[Records from a collection]
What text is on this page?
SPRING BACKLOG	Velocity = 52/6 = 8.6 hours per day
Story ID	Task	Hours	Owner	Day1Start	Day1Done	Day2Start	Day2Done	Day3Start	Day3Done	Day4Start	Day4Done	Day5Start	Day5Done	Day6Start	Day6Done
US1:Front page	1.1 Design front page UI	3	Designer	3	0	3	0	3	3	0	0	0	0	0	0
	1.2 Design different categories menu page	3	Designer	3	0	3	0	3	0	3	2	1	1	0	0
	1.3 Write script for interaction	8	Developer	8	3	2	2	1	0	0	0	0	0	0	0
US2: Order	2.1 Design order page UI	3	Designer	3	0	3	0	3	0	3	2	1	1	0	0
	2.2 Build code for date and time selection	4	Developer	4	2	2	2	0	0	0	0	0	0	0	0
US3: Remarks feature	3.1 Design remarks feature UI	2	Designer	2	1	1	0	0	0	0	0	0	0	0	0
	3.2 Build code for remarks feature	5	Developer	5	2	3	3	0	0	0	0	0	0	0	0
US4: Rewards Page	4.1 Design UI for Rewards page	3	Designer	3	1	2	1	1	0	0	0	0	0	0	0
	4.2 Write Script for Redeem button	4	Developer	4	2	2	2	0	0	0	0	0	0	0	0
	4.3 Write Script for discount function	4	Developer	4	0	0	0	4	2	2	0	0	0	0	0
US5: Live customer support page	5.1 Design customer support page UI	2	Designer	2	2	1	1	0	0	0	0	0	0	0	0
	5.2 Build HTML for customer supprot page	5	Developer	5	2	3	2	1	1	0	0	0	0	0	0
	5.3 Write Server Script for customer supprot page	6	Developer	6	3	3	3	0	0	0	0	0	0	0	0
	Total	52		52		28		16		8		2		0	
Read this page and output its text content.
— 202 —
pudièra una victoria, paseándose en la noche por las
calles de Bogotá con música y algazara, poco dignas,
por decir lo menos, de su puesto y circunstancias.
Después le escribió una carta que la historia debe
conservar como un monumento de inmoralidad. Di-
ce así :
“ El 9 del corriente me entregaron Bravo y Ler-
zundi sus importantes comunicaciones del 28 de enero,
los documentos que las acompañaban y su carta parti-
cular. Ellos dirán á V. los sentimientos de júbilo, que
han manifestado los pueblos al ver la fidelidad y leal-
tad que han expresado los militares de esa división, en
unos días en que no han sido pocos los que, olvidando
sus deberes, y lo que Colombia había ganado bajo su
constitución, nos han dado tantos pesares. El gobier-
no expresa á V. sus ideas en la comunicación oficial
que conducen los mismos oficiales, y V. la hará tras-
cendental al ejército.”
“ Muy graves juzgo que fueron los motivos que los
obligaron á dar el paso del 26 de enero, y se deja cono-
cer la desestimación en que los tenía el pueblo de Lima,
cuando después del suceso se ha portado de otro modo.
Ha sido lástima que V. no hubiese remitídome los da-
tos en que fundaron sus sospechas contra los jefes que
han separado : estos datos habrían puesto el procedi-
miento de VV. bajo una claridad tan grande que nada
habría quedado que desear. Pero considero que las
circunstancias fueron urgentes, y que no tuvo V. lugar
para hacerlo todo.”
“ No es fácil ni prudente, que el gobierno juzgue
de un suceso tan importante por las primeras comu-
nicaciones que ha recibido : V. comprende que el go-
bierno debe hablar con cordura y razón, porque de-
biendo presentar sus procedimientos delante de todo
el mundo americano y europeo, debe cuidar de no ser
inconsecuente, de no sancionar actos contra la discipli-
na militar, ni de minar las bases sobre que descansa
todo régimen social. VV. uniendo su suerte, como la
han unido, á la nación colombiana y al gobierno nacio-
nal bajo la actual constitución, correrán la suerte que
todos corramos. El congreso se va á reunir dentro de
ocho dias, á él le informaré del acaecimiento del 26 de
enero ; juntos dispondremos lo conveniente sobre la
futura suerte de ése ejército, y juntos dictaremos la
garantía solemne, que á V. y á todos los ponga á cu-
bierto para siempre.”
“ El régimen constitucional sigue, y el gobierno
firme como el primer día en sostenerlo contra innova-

**What the task requires**
Write out every entry above, word for word.

**Response to the task**
What text is on this page?
SPRING BACKLOG	Velocity = 52/6 = 8.6 hours per day
Story ID	Task	Hours	Owner	Day1Start	Day1Done	Day2Start	Day2Done	Day3Start	Day3Done	Day4Start	Day4Done	Day5Start	Day5Done	Day6Start	Day6Done
US1:Front page	1.1 Design front page UI	3	Designer	3	0	3	0	3	3	0	0	0	0	0	0
	1.2 Design different categories menu page	3	Designer	3	0	3	0	3	0	3	2	1	1	0	0
	1.3 Write script for interaction	8	Developer	8	3	2	2	1	0	0	0	0	0	0	0
US2: Order	2.1 Design order page UI	3	Designer	3	0	3	0	3	0	3	2	1	1	0	0
	2.2 Build code for date and time selection	4	Developer	4	2	2	2	0	0	0	0	0	0	0	0
US3: Remarks feature	3.1 Design remarks feature UI	2	Designer	2	1	1	0	0	0	0	0	0	0	0	0
	3.2 Build code for remarks feature	5	Developer	5	2	3	3	0	0	0	0	0	0	0	0
US4: Rewards Page	4.1 Design UI for Rewards page	3	Designer	3	1	2	1	1	0	0	0	0	0	0	0
	4.2 Write Script for Redeem button	4	Developer	4	2	2	2	0	0	0	0	0	0	0	0
	4.3 Write Script for discount function	4	Developer	4	0	0	0	4	2	2	0	0	0	0	0
US5: Live customer support page	5.1 Design customer support page UI	2	Designer	2	2	1	1	0	0	0	0	0	0	0	0
	5.2 Build HTML for customer supprot page	5	Developer	5	2	3	2	1	1	0	0	0	0	0	0
	5.3 Write Server Script for customer supprot page	6	Developer	6	3	3	3	0	0	0	0	0	0	0	0
	Total	52		52		28		16		8		2		0	
Read this page and output its text content.
— 202 —
pudièra una victoria, paseándose en la noche por las
calles de Bogotá con música y algazara, poco dignas,
por decir lo menos, de su puesto y circunstancias.
Después le escribió una carta que la historia debe
conservar como un monumento de inmoralidad. Di-
ce así :
“ El 9 del corriente me entregaron Bravo y Ler-
zundi sus importantes comunicaciones del 28 de enero,
los documentos que las acompañaban y su carta parti-
cular. Ellos dirán á V. los sentimientos de júbilo, que
han manifestado los pueblos al ver la fidelidad y leal-
tad que han expresado los militares de esa división, en
unos días en que no han sido pocos los que, olvidando
sus deberes, y lo que Colombia había ganado bajo su
constitución, nos han dado tantos pesares. El gobier-
no expresa á V. sus ideas en la comunicación oficial
que conducen los mismos oficiales, y V. la hará tras-
cendental al ejército.”
“ Muy graves juzgo que fueron los motivos que los
obligaron á dar el paso del 26 de enero, y se deja cono-
cer la desestimación en que los tenía el pueblo de Lima,
cuando después del suceso se ha portado de otro modo.
Ha sido lástima que V. no hubiese remitídome los da-
tos en que fundaron sus sospechas contra los jefes que
han separado : estos datos habrían puesto el procedi-
miento de VV. bajo una claridad tan grande que nada
habría quedado que desear. Pero considero que las
circunstancias fueron urgentes, y que no tuvo V. lugar
para hacerlo todo.”
“ No es fácil ni prudente, que el gobierno juzgue
de un suceso tan importante por las primeras comu-
nicaciones que ha recibido : V. comprende que el go-
bierno debe hablar con cordura y razón, porque de-
biendo presentar sus procedimientos delante de todo
el mundo americano y europeo, debe cuidar de no ser
inconsecuente, de no sancionar actos contra la discipli-
na militar, ni de minar las bases sobre que descansa
todo régimen social. VV. uniendo su suerte, como la
han unido, á la nación colombiana y al gobierno nacio-
nal bajo la actual constitución, correrán la suerte que
todos corramos. El congreso se va á reunir dentro de
ocho dias, á él le informaré del acaecimiento del 26 de
enero ; juntos dispondremos lo conveniente sobre la
futura suerte de ése ejército, y juntos dictaremos la
garantía solemne, que á V. y á todos los ponga á cu-
bierto para siempre.”
“ El régimen constitucional sigue, y el gobierno
firme como el primer día en sostenerlo contra innova-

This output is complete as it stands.